Task statement ->
Copy all the material below, exactly as it stands.
───── Provided data
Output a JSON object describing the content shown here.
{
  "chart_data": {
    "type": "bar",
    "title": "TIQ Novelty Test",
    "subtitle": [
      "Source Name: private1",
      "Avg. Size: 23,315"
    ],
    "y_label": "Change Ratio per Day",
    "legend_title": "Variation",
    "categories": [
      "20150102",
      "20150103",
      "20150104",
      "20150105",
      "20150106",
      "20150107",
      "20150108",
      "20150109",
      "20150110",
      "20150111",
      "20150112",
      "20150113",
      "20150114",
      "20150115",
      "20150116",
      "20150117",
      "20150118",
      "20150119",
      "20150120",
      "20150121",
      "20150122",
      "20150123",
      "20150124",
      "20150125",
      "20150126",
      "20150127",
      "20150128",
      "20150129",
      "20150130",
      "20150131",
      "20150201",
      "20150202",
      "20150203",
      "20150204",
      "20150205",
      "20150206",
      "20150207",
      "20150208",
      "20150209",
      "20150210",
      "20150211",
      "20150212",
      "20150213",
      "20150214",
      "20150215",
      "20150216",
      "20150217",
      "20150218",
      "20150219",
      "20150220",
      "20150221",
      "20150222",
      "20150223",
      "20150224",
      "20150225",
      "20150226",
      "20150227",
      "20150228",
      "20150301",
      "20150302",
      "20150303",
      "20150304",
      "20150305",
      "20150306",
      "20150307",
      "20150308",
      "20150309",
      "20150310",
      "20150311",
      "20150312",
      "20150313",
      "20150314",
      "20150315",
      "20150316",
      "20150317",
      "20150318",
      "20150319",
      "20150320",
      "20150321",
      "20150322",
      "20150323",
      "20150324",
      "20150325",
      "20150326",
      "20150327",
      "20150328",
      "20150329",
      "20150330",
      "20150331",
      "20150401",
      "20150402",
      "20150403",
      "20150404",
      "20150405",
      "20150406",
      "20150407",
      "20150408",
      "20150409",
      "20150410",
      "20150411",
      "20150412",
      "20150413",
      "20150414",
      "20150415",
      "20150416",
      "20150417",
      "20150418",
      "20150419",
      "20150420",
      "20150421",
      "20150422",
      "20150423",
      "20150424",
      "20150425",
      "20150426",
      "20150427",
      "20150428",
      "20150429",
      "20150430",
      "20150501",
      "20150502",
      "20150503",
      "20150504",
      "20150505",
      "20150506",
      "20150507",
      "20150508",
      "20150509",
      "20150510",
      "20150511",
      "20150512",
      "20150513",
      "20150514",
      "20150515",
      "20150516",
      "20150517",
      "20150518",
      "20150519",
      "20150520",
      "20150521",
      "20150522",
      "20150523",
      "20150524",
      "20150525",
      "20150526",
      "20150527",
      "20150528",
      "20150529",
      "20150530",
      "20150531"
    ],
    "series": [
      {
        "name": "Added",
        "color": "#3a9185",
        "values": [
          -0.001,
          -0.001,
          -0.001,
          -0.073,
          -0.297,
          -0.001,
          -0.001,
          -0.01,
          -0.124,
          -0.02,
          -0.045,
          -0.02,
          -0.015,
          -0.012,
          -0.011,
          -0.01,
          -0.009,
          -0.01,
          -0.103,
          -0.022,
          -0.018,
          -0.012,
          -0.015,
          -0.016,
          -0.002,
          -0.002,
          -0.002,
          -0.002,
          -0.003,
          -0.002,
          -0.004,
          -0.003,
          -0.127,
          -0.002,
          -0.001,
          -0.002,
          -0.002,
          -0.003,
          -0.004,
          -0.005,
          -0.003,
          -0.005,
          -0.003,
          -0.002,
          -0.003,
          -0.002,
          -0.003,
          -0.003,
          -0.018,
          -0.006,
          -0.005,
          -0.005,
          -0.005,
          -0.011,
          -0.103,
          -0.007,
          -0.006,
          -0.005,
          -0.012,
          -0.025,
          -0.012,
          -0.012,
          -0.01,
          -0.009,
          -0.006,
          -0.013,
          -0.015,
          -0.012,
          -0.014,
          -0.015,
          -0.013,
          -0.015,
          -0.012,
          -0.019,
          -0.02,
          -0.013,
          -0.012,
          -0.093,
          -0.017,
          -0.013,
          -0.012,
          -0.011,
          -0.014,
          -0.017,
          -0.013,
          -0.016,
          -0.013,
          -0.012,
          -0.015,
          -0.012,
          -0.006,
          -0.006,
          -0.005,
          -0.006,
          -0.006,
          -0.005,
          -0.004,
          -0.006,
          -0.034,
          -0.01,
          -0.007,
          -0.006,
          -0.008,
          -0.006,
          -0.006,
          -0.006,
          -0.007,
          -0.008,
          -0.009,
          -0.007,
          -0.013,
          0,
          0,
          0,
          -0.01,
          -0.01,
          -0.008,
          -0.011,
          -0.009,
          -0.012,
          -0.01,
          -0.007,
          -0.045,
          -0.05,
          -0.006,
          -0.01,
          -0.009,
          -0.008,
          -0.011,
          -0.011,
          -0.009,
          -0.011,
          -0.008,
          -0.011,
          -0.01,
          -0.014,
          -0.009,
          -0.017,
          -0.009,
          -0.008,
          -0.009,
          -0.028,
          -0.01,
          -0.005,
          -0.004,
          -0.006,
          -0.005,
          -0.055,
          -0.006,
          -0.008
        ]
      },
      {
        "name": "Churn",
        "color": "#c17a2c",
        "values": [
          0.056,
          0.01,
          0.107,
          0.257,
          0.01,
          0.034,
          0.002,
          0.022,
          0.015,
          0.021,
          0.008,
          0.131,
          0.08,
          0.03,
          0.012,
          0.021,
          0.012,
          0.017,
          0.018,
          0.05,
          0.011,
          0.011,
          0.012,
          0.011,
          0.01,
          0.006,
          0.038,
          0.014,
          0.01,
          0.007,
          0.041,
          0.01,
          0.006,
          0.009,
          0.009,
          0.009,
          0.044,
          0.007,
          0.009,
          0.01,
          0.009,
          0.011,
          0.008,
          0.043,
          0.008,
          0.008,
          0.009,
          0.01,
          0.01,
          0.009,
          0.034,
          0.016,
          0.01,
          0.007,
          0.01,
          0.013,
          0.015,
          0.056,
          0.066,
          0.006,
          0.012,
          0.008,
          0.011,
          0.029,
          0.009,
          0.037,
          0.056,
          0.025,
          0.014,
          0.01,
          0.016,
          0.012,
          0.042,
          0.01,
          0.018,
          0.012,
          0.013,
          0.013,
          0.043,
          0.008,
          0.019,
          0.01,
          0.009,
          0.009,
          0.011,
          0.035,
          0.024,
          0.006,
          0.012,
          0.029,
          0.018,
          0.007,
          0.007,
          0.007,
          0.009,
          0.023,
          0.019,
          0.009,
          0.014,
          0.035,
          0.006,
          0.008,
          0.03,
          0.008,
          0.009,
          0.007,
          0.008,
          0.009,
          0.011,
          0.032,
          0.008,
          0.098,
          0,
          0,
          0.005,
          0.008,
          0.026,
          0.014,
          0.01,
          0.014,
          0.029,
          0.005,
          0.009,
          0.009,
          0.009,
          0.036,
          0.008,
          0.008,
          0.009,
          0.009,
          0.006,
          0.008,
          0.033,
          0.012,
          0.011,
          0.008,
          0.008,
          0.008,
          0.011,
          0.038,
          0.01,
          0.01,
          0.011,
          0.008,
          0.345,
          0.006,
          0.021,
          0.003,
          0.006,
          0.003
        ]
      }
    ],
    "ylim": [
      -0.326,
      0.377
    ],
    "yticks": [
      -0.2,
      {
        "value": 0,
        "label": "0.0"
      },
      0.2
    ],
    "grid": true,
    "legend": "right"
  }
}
──────────
Worked solution ->
Output a JSON object describing the content shown here.
{
  "chart_data": {
    "type": "bar",
    "title": "TIQ Novelty Test",
    "subtitle": [
      "Source Name: private1",
      "Avg. Size: 23,315"
    ],
    "y_label": "Change Ratio per Day",
    "legend_title": "Variation",
    "categories": [
      "20150102",
      "20150103",
      "20150104",
      "20150105",
      "20150106",
      "20150107",
      "20150108",
      "20150109",
      "20150110",
      "20150111",
      "20150112",
      "20150113",
      "20150114",
      "20150115",
      "20150116",
      "20150117",
      "20150118",
      "20150119",
      "20150120",
      "20150121",
      "20150122",
      "20150123",
      "20150124",
      "20150125",
      "20150126",
      "20150127",
      "20150128",
      "20150129",
      "20150130",
      "20150131",
      "20150201",
      "20150202",
      "20150203",
      "20150204",
      "20150205",
      "20150206",
      "20150207",
      "20150208",
      "20150209",
      "20150210",
      "20150211",
      "20150212",
      "20150213",
      "20150214",
      "20150215",
      "20150216",
      "20150217",
      "20150218",
      "20150219",
      "20150220",
      "20150221",
      "20150222",
      "20150223",
      "20150224",
      "20150225",
      "20150226",
      "20150227",
      "20150228",
      "20150301",
      "20150302",
      "20150303",
      "20150304",
      "20150305",
      "20150306",
      "20150307",
      "20150308",
      "20150309",
      "20150310",
      "20150311",
      "20150312",
      "20150313",
      "20150314",
      "20150315",
      "20150316",
      "20150317",
      "20150318",
      "20150319",
      "20150320",
      "20150321",
      "20150322",
      "20150323",
      "20150324",
      "20150325",
      "20150326",
      "20150327",
      "20150328",
      "20150329",
      "20150330",
      "20150331",
      "20150401",
      "20150402",
      "20150403",
      "20150404",
      "20150405",
      "20150406",
      "20150407",
      "20150408",
      "20150409",
      "20150410",
      "20150411",
      "20150412",
      "20150413",
      "20150414",
      "20150415",
      "20150416",
      "20150417",
      "20150418",
      "20150419",
      "20150420",
      "20150421",
      "20150422",
      "20150423",
      "20150424",
      "20150425",
      "20150426",
      "20150427",
      "20150428",
      "20150429",
      "20150430",
      "20150501",
      "20150502",
      "20150503",
      "20150504",
      "20150505",
      "20150506",
      "20150507",
      "20150508",
      "20150509",
      "20150510",
      "20150511",
      "20150512",
      "20150513",
      "20150514",
      "20150515",
      "20150516",
      "20150517",
      "20150518",
      "20150519",
      "20150520",
      "20150521",
      "20150522",
      "20150523",
      "20150524",
      "20150525",
      "20150526",
      "20150527",
      "20150528",
      "20150529",
      "20150530",
      "20150531"
    ],
    "series": [
      {
        "name": "Added",
        "color": "#3a9185",
        "values": [
          -0.001,
          -0.001,
          -0.001,
          -0.073,
          -0.297,
          -0.001,
          -0.001,
          -0.01,
          -0.124,
          -0.02,
          -0.045,
          -0.02,
          -0.015,
          -0.012,
          -0.011,
          -0.01,
          -0.009,
          -0.01,
          -0.103,
          -0.022,
          -0.018,
          -0.012,
          -0.015,
          -0.016,
          -0.002,
          -0.002,
          -0.002,
          -0.002,
          -0.003,
          -0.002,
          -0.004,
          -0.003,
          -0.127,
          -0.002,
          -0.001,
          -0.002,
          -0.002,
          -0.003,
          -0.004,
          -0.005,
          -0.003,
          -0.005,
          -0.003,
          -0.002,
          -0.003,
          -0.002,
          -0.003,
          -0.003,
          -0.018,
          -0.006,
          -0.005,
          -0.005,
          -0.005,
          -0.011,
          -0.103,
          -0.007,
          -0.006,
          -0.005,
          -0.012,
          -0.025,
          -0.012,
          -0.012,
          -0.01,
          -0.009,
          -0.006,
          -0.013,
          -0.015,
          -0.012,
          -0.014,
          -0.015,
          -0.013,
          -0.015,
          -0.012,
          -0.019,
          -0.02,
          -0.013,
          -0.012,
          -0.093,
          -0.017,
          -0.013,
          -0.012,
          -0.011,
          -0.014,
          -0.017,
          -0.013,
          -0.016,
          -0.013,
          -0.012,
          -0.015,
          -0.012,
          -0.006,
          -0.006,
          -0.005,
          -0.006,
          -0.006,
          -0.005,
          -0.004,
          -0.006,
          -0.034,
          -0.01,
          -0.007,
          -0.006,
          -0.008,
          -0.006,
          -0.006,
          -0.006,
          -0.007,
          -0.008,
          -0.009,
          -0.007,
          -0.013,
          0,
          0,
          0,
          -0.01,
          -0.01,
          -0.008,
          -0.011,
          -0.009,
          -0.012,
          -0.01,
          -0.007,
          -0.045,
          -0.05,
          -0.006,
          -0.01,
          -0.009,
          -0.008,
          -0.011,
          -0.011,
          -0.009,
          -0.011,
          -0.008,
          -0.011,
          -0.01,
          -0.014,
          -0.009,
          -0.017,
          -0.009,
          -0.008,
          -0.009,
          -0.028,
          -0.01,
          -0.005,
          -0.004,
          -0.006,
          -0.005,
          -0.055,
          -0.006,
          -0.008
        ]
      },
      {
        "name": "Churn",
        "color": "#c17a2c",
        "values": [
          0.056,
          0.01,
          0.107,
          0.257,
          0.01,
          0.034,
          0.002,
          0.022,
          0.015,
          0.021,
          0.008,
          0.131,
          0.08,
          0.03,
          0.012,
          0.021,
          0.012,
          0.017,
          0.018,
          0.05,
          0.011,
          0.011,
          0.012,
          0.011,
          0.01,
          0.006,
          0.038,
          0.014,
          0.01,
          0.007,
          0.041,
          0.01,
          0.006,
          0.009,
          0.009,
          0.009,
          0.044,
          0.007,
          0.009,
          0.01,
          0.009,
          0.011,
          0.008,
          0.043,
          0.008,
          0.008,
          0.009,
          0.01,
          0.01,
          0.009,
          0.034,
          0.016,
          0.01,
          0.007,
          0.01,
          0.013,
          0.015,
          0.056,
          0.066,
          0.006,
          0.012,
          0.008,
          0.011,
          0.029,
          0.009,
          0.037,
          0.056,
          0.025,
          0.014,
          0.01,
          0.016,
          0.012,
          0.042,
          0.01,
          0.018,
          0.012,
          0.013,
          0.013,
          0.043,
          0.008,
          0.019,
          0.01,
          0.009,
          0.009,
          0.011,
          0.035,
          0.024,
          0.006,
          0.012,
          0.029,
          0.018,
          0.007,
          0.007,
          0.007,
          0.009,
          0.023,
          0.019,
          0.009,
          0.014,
          0.035,
          0.006,
          0.008,
          0.03,
          0.008,
          0.009,
          0.007,
          0.008,
          0.009,
          0.011,
          0.032,
          0.008,
          0.098,
          0,
          0,
          0.005,
          0.008,
          0.026,
          0.014,
          0.01,
          0.014,
          0.029,
          0.005,
          0.009,
          0.009,
          0.009,
          0.036,
          0.008,
          0.008,
          0.009,
          0.009,
          0.006,
          0.008,
          0.033,
          0.012,
          0.011,
          0.008,
          0.008,
          0.008,
          0.011,
          0.038,
          0.01,
          0.01,
          0.011,
          0.008,
          0.345,
          0.006,
          0.021,
          0.003,
          0.006,
          0.003
        ]
      }
    ],
    "ylim": [
      -0.326,
      0.377
    ],
    "yticks": [
      -0.2,
      {
        "value": 0,
        "label": "0.0"
      },
      0.2
    ],
    "grid": true,
    "legend": "right"
  }
}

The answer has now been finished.